▶ Given task
Write out each entry, exactly the way it appears.

[Dataset entries on figures]
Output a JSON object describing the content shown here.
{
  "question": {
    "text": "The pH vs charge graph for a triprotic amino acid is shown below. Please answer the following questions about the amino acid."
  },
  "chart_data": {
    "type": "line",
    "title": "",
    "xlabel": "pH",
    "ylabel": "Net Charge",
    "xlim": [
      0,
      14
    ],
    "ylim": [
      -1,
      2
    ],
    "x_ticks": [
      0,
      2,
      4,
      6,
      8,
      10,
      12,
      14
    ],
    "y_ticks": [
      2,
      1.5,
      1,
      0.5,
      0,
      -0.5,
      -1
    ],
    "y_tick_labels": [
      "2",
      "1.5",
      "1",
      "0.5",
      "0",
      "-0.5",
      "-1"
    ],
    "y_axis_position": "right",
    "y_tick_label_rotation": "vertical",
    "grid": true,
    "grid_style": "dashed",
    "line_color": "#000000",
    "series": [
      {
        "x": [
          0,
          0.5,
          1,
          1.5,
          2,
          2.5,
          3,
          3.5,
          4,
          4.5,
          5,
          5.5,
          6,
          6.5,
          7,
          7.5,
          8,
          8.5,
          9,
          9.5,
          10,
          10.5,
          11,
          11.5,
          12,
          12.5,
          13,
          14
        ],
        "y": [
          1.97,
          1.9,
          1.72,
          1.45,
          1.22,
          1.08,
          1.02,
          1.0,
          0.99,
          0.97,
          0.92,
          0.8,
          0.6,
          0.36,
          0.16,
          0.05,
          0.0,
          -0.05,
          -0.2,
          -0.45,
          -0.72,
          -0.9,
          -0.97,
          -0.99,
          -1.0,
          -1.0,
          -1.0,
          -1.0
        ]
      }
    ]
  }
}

▶ Worked answer
Output a JSON object describing the content shown here.
{
  "question": {
    "text": "The pH vs charge graph for a triprotic amino acid is shown below. Please answer the following questions about the amino acid."
  },
  "chart_data": {
    "type": "line",
    "title": "",
    "xlabel": "pH",
    "ylabel": "Net Charge",
    "xlim": [
      0,
      14
    ],
    "ylim": [
      -1,
      2
    ],
    "x_ticks": [
      0,
      2,
      4,
      6,
      8,
      10,
      12,
      14
    ],
    "y_ticks": [
      2,
      1.5,
      1,
      0.5,
      0,
      -0.5,
      -1
    ],
    "y_tick_labels": [
      "2",
      "1.5",
      "1",
      "0.5",
      "0",
      "-0.5",
      "-1"
    ],
    "y_axis_position": "right",
    "y_tick_label_rotation": "vertical",
    "grid": true,
    "grid_style": "dashed",
    "line_color": "#000000",
    "series": [
      {
        "x": [
          0,
          0.5,
          1,
          1.5,
          2,
          2.5,
          3,
          3.5,
          4,
          4.5,
          5,
          5.5,
          6,
          6.5,
          7,
          7.5,
          8,
          8.5,
          9,
          9.5,
          10,
          10.5,
          11,
          11.5,
          12,
          12.5,
          13,
          14
        ],
        "y": [
          1.97,
          1.9,
          1.72,
          1.45,
          1.22,
          1.08,
          1.02,
          1.0,
          0.99,
          0.97,
          0.92,
          0.8,
          0.6,
          0.36,
          0.16,
          0.05,
          0.0,
          -0.05,
          -0.2,
          -0.45,
          -0.72,
          -0.9,
          -0.97,
          -0.99,
          -1.0,
          -1.0,
          -1.0,
          -1.0
        ]
      }
    ]
  }
}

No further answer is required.